**DATASET CONTENT**

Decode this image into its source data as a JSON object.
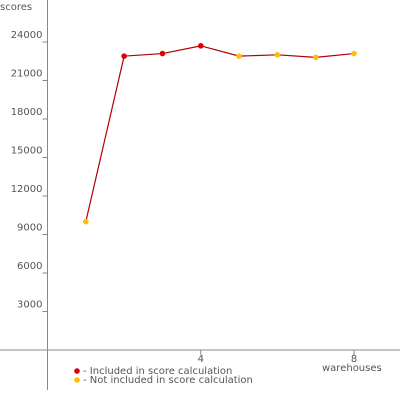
{
  "chart_data": {
    "type": "line",
    "y_label": "scores",
    "x_label": "warehouses",
    "x": [
      1,
      2,
      3,
      4,
      5,
      6,
      7,
      8
    ],
    "values": [
      10000,
      22900,
      23100,
      23700,
      22900,
      23000,
      22800,
      23100
    ],
    "included": [
      false,
      true,
      true,
      true,
      false,
      false,
      false,
      false
    ],
    "line_color": "#b00000",
    "legend": [
      {
        "name": "- Included in score calculation",
        "color": "#dd0000"
      },
      {
        "name": "- Not included in score calculation",
        "color": "#ffc000"
      }
    ],
    "xlim": [
      0,
      9.2
    ],
    "ylim": [
      -3000,
      27000
    ],
    "xticks": [
      4,
      8
    ],
    "yticks": [
      3000,
      6000,
      9000,
      12000,
      15000,
      18000,
      21000,
      24000
    ]
  }
}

**WHAT YOU WILL DO**
State how many lines above include the word "calculation", and nothing more.

**RESULT FOR THIS TASK**
2